**WHAT YOU ARE ASKED TO DO**
How many of the lines here include "text"? Answer with a single number.

····················

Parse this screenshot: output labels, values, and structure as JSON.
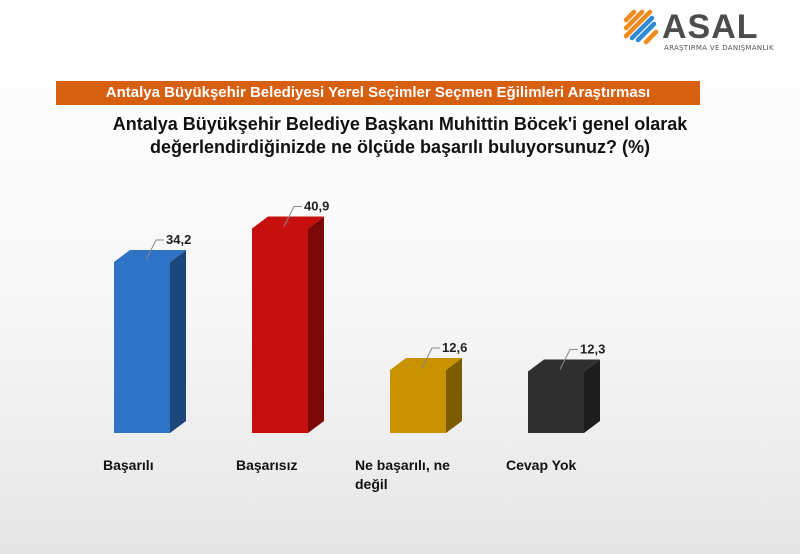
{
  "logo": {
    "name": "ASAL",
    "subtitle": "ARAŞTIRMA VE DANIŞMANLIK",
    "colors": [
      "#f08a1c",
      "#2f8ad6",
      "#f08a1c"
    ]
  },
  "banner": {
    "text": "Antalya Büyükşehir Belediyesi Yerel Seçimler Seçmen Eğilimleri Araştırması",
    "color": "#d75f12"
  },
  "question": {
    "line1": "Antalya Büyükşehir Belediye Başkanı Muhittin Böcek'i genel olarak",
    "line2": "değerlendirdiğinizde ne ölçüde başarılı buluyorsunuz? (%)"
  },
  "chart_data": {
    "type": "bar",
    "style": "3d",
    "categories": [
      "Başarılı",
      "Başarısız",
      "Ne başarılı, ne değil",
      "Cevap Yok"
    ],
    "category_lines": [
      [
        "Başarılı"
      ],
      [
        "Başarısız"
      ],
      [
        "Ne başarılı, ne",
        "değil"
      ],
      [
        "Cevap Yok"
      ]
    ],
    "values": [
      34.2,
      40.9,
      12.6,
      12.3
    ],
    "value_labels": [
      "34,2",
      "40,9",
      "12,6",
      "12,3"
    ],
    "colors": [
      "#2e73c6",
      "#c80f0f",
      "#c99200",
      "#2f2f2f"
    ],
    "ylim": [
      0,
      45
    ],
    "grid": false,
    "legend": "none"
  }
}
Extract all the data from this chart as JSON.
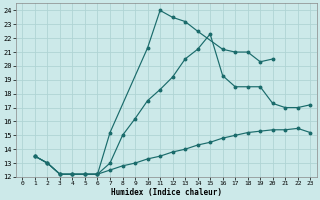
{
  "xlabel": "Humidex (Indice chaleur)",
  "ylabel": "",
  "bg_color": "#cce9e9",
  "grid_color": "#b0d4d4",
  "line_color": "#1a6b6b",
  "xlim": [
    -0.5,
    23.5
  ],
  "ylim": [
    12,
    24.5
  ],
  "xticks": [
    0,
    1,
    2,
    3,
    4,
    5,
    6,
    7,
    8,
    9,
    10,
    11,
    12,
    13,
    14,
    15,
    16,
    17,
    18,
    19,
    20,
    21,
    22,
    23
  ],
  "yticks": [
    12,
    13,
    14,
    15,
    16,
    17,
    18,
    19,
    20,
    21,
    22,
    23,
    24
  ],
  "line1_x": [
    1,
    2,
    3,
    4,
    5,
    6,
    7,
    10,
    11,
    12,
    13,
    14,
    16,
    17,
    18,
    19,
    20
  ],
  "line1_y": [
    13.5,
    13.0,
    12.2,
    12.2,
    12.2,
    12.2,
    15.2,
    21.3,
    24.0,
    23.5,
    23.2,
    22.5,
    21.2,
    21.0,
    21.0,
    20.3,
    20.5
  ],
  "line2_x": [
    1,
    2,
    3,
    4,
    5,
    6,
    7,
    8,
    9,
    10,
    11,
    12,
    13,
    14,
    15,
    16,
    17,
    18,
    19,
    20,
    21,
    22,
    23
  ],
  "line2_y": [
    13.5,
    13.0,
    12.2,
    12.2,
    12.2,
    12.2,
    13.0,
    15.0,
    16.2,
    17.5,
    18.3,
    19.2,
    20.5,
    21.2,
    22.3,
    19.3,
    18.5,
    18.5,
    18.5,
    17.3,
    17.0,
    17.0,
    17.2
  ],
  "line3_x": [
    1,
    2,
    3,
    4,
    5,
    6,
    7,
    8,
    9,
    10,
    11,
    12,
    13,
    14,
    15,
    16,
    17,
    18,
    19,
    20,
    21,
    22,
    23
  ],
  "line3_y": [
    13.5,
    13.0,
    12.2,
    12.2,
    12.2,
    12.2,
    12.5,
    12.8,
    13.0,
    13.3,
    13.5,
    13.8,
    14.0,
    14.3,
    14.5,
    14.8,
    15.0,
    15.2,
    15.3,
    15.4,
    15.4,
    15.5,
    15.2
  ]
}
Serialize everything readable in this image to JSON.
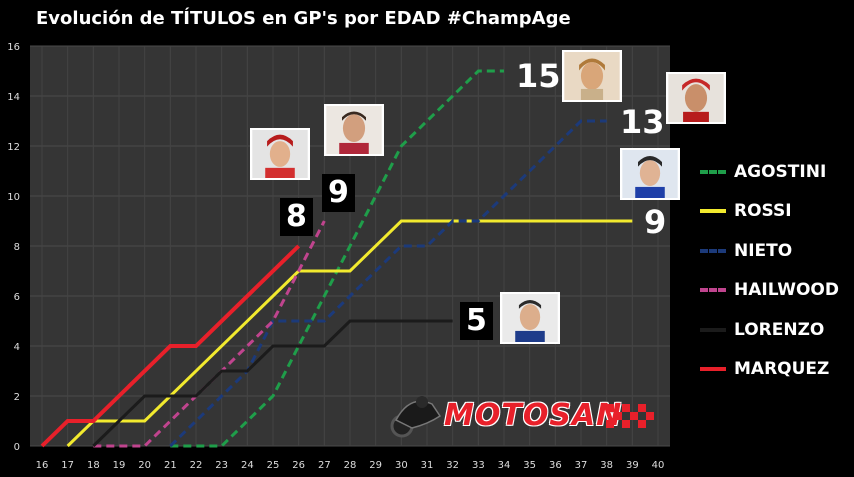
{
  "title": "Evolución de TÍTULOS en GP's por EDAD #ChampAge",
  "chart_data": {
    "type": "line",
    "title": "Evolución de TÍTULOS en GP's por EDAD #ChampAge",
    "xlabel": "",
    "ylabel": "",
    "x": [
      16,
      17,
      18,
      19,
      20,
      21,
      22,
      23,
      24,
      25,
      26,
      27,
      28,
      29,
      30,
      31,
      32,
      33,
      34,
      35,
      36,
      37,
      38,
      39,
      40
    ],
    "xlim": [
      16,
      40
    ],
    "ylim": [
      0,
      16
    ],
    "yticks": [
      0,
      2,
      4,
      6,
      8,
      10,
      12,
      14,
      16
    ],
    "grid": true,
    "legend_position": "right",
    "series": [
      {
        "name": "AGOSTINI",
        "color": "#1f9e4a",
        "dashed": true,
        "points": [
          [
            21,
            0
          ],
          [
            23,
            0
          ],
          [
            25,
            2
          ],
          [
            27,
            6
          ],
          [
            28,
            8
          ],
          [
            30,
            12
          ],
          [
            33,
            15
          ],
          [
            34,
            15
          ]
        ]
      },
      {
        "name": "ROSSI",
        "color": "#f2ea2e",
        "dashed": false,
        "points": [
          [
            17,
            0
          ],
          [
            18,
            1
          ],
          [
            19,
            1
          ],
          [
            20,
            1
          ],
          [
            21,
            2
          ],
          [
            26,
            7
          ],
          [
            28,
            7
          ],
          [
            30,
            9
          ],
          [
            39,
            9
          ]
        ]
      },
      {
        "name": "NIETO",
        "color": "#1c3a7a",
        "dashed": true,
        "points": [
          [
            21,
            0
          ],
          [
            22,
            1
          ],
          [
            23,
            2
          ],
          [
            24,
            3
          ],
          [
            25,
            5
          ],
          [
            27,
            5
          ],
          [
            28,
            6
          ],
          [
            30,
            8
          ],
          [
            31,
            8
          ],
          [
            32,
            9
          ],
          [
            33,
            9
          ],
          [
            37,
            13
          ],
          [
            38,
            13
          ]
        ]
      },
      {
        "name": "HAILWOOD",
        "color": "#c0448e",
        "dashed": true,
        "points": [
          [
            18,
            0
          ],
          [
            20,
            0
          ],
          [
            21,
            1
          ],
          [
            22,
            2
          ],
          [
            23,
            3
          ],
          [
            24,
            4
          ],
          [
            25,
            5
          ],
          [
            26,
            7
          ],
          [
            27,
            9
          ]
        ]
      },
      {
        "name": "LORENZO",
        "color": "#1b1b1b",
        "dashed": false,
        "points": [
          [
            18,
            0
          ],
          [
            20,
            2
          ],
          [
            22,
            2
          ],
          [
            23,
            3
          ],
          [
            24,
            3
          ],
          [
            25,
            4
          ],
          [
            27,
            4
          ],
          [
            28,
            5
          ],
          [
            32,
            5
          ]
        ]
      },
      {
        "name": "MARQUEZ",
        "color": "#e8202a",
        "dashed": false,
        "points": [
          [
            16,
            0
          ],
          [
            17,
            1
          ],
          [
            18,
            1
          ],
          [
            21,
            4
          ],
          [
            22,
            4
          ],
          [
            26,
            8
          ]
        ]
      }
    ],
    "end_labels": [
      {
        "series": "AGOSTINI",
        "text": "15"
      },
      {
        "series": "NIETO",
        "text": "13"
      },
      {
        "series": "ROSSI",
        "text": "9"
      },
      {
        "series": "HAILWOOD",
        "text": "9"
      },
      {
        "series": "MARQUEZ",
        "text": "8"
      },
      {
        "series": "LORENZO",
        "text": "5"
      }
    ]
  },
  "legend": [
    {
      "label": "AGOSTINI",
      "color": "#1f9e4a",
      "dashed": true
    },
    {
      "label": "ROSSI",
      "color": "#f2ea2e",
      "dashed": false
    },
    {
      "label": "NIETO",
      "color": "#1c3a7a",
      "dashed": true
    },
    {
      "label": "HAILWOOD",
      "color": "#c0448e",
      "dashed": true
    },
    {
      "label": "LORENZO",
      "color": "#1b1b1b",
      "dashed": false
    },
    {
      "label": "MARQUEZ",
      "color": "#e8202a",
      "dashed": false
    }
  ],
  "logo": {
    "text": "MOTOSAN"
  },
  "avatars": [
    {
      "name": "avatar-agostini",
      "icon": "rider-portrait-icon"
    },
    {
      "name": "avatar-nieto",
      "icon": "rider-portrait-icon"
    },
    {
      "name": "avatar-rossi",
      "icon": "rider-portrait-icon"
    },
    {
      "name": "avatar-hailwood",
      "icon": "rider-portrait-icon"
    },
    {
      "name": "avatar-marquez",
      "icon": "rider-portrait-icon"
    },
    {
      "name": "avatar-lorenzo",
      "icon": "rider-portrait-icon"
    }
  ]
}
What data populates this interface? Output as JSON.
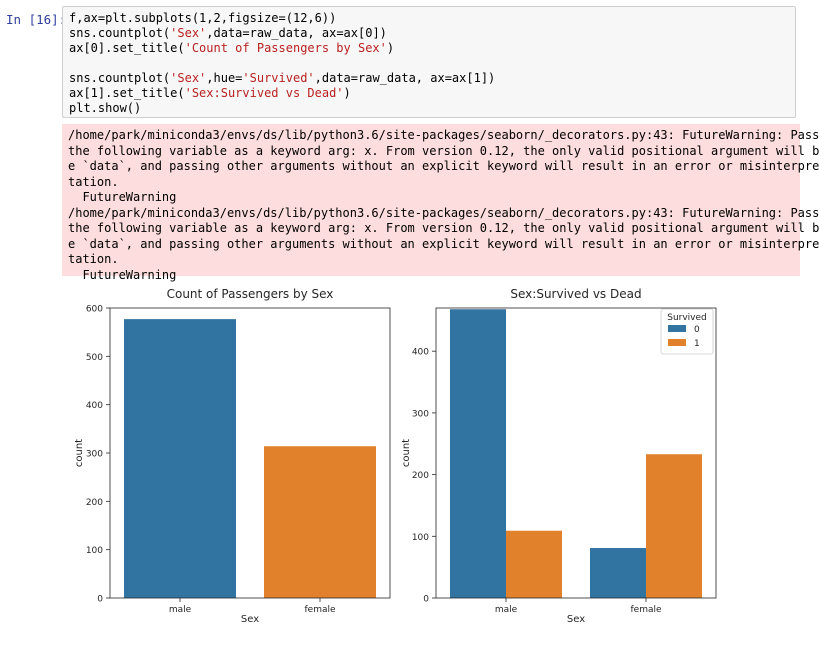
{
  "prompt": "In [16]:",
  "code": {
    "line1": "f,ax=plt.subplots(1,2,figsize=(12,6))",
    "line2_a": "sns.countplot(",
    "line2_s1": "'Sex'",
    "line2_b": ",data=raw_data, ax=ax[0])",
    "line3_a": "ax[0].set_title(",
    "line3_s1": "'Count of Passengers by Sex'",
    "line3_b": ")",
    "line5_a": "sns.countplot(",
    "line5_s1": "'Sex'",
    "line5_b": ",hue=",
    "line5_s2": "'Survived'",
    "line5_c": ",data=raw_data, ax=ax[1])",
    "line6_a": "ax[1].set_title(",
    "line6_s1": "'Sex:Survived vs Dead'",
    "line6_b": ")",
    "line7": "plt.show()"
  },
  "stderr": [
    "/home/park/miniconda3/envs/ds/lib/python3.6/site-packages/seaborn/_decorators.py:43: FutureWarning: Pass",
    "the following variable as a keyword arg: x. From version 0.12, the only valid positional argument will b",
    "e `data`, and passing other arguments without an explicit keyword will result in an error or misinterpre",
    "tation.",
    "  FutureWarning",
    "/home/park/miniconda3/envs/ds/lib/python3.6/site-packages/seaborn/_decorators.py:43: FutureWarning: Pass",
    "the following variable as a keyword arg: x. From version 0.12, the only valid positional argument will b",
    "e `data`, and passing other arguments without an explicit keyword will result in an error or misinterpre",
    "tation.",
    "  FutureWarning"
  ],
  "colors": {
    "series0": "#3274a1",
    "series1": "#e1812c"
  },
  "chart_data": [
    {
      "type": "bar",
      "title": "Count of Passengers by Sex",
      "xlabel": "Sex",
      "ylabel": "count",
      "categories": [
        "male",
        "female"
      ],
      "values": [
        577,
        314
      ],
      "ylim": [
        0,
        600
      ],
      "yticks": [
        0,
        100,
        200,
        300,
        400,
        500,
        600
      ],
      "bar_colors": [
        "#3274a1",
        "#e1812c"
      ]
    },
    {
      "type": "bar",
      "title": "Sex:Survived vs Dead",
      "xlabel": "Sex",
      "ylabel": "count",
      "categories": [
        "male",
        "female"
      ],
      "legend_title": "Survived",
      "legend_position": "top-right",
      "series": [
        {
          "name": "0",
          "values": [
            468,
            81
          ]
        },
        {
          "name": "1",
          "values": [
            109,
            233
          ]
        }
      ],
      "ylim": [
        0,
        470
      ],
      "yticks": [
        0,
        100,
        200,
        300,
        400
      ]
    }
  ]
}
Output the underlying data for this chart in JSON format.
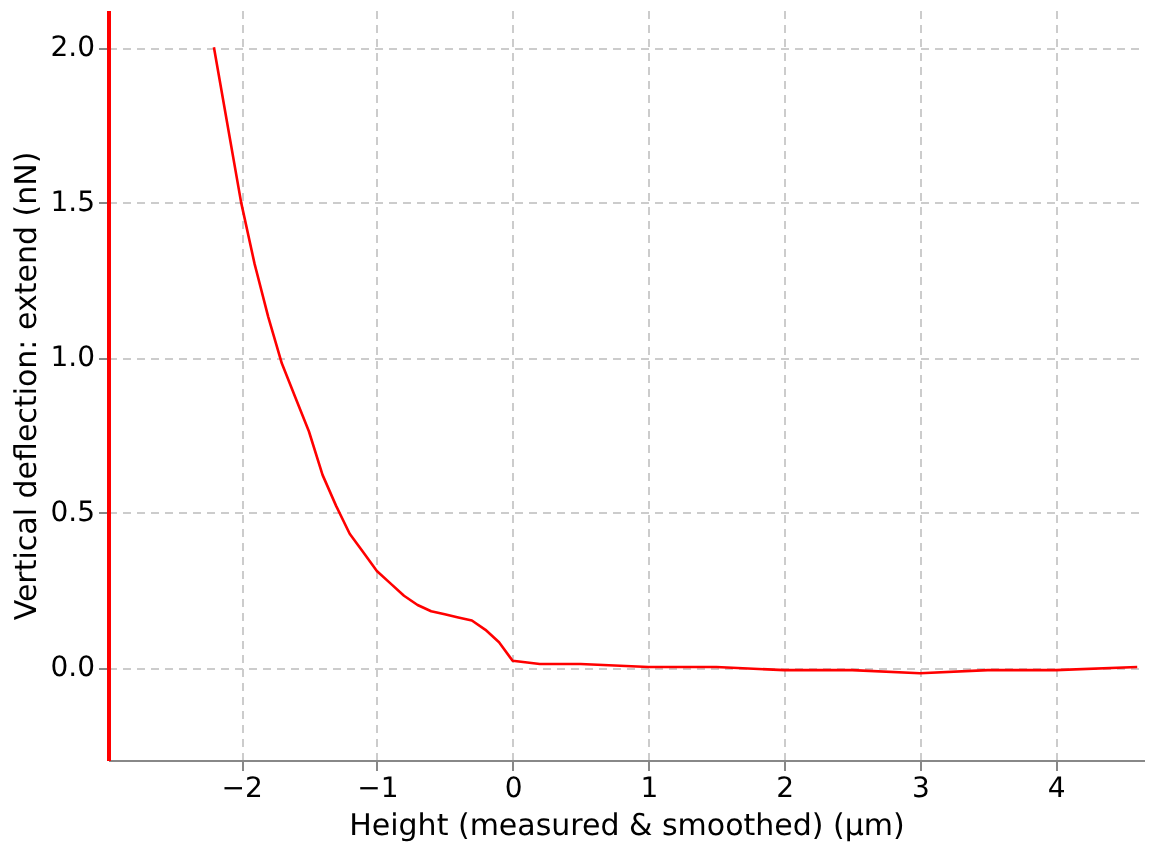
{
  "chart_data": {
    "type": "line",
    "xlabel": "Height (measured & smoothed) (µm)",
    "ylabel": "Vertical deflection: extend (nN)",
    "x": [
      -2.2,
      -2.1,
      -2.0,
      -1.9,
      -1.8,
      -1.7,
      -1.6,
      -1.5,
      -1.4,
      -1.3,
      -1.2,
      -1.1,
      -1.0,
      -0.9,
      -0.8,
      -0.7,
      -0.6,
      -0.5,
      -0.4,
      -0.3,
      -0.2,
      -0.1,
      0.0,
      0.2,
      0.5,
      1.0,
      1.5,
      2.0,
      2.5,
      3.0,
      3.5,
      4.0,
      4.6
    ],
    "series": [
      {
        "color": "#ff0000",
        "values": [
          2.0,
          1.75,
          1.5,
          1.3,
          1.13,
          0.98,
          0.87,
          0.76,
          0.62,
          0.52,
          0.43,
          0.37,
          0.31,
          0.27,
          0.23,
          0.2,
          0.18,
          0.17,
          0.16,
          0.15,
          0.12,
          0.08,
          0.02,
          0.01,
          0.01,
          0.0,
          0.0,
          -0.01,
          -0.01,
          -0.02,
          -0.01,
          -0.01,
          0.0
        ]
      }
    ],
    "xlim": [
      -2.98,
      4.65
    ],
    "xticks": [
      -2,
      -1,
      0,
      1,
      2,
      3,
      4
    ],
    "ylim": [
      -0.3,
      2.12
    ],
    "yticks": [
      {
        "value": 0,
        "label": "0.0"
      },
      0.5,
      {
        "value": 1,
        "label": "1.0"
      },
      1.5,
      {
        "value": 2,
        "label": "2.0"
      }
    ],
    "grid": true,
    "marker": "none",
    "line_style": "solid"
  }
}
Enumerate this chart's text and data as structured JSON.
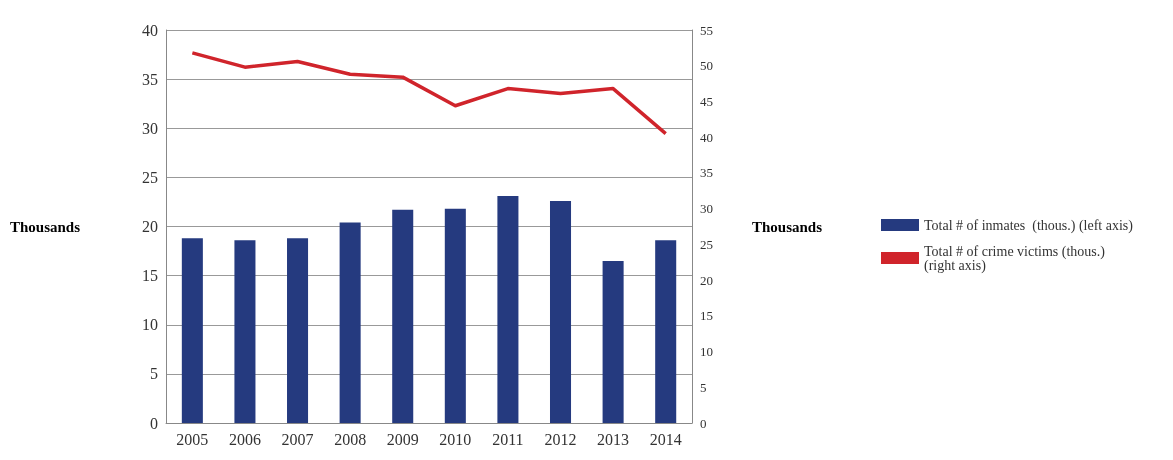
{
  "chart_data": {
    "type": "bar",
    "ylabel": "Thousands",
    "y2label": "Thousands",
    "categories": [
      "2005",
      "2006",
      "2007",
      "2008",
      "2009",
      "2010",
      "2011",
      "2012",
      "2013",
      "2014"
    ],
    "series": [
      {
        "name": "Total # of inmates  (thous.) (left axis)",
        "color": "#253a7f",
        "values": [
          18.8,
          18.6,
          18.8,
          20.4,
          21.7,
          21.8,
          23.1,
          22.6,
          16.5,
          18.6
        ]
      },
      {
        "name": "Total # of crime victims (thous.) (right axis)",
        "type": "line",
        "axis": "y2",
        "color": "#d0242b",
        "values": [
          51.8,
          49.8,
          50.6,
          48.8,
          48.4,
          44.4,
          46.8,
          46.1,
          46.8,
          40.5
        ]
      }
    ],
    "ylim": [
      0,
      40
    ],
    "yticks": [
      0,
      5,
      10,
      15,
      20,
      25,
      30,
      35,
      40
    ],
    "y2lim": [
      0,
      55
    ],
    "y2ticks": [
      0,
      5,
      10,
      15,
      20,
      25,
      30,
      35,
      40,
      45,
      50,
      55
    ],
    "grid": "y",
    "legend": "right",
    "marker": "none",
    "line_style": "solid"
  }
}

····················

**ANSWER TO THE TASK**
9